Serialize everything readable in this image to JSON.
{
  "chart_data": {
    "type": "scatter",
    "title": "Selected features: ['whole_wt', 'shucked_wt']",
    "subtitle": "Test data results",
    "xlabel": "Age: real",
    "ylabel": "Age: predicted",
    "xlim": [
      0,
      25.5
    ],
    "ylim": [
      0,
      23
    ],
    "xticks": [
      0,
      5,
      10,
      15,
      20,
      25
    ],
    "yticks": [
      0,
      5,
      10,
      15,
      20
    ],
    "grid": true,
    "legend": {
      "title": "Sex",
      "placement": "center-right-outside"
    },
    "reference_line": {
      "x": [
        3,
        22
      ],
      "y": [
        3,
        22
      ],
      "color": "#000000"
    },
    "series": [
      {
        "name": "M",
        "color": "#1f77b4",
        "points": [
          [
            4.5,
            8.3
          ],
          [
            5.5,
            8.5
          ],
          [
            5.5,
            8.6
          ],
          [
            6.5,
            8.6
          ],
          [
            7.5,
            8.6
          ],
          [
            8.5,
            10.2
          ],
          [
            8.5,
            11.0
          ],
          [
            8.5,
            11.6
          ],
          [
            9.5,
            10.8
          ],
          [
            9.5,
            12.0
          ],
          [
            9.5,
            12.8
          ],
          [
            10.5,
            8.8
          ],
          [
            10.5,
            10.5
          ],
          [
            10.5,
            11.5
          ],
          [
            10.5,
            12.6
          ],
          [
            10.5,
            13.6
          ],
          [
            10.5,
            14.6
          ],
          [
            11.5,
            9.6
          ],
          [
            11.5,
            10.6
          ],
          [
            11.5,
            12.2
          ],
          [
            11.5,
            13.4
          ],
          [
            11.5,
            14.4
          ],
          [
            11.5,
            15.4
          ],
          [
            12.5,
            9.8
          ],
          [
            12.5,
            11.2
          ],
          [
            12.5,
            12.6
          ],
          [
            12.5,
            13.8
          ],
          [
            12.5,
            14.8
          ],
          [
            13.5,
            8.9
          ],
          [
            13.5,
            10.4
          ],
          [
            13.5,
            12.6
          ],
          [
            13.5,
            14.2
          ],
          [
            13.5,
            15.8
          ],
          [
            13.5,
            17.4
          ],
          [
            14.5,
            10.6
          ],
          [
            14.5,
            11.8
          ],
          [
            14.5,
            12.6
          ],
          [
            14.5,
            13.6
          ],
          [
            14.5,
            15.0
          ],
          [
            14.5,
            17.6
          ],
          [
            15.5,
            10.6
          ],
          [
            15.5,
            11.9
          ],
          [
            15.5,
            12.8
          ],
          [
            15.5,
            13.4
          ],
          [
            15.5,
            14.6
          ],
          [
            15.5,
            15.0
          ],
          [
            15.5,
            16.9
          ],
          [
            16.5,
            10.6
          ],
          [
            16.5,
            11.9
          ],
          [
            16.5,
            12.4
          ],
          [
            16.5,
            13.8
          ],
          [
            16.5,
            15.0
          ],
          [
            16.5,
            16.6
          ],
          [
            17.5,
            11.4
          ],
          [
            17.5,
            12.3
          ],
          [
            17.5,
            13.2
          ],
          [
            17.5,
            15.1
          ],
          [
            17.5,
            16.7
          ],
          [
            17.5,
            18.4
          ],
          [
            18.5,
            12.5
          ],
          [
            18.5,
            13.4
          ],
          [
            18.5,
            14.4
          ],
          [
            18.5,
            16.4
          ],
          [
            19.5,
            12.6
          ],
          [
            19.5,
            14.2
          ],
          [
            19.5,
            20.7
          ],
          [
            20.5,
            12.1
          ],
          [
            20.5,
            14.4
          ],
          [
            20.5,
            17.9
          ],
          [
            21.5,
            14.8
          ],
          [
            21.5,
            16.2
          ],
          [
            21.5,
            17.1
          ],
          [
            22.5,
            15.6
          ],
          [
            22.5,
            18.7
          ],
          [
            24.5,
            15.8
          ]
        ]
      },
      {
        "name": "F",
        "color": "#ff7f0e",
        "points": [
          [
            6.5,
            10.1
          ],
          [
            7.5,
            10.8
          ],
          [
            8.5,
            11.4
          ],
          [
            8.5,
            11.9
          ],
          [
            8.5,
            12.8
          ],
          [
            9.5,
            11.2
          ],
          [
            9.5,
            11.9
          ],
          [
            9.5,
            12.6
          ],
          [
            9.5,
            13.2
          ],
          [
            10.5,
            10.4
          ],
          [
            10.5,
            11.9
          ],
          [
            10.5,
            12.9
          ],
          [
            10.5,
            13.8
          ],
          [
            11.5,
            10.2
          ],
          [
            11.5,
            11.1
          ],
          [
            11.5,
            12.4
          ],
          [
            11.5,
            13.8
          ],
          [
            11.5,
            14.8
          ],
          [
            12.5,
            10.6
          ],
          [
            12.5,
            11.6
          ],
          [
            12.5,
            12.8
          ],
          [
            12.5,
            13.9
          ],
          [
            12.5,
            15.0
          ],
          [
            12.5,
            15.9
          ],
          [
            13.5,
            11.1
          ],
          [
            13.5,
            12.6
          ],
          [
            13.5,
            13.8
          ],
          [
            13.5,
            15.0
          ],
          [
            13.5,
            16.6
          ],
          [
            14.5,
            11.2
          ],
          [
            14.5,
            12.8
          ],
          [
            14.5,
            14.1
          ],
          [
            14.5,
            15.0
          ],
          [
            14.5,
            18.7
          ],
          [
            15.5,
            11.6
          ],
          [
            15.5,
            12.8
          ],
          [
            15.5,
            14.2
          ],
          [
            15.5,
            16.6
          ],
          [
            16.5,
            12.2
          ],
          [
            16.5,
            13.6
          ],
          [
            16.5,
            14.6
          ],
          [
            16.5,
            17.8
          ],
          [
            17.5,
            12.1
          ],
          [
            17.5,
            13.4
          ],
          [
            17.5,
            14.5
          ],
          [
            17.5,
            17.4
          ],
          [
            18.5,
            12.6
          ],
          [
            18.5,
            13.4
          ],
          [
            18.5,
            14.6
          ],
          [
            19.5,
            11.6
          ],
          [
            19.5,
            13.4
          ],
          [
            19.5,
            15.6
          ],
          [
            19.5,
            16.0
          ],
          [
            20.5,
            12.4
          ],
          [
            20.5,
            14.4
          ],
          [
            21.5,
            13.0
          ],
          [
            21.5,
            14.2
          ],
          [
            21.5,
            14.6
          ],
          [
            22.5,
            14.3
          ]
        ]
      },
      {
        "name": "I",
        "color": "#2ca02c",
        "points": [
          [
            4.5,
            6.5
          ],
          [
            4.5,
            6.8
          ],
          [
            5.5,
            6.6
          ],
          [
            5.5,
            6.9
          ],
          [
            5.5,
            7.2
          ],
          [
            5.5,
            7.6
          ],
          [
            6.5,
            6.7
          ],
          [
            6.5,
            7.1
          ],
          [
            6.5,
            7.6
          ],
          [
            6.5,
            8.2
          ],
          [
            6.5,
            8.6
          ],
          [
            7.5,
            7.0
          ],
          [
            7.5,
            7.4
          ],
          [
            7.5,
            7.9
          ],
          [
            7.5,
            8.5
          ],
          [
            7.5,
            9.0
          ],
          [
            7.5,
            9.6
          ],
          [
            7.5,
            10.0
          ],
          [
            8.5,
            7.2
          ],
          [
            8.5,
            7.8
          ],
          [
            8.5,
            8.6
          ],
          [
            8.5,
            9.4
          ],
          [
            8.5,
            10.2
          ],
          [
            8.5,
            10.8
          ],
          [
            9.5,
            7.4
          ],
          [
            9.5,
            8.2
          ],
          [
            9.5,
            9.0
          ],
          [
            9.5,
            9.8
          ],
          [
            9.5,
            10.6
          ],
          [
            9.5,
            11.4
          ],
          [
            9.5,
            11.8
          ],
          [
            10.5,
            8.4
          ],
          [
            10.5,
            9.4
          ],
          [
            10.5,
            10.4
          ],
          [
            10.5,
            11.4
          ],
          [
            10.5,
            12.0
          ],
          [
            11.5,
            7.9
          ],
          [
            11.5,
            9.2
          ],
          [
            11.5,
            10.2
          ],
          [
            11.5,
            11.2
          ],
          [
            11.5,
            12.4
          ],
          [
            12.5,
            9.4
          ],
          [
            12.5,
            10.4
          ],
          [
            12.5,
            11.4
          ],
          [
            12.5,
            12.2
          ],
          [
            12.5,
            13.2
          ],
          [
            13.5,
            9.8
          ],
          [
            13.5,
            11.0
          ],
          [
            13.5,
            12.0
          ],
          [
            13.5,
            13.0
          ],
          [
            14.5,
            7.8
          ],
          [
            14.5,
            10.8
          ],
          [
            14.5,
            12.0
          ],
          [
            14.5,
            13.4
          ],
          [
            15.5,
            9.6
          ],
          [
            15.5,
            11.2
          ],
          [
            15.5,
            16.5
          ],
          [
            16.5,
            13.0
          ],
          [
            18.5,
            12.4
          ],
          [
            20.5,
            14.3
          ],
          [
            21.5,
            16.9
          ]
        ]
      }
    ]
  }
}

_ _ _ _

WHAT IS ASKED:
Lines that include the word "color" are to be extracted from the data above.

TASK SOLUTION:
      "color": "#000000"
        "color": "#1f77b4",
        "color": "#ff7f0e",
        "color": "#2ca02c",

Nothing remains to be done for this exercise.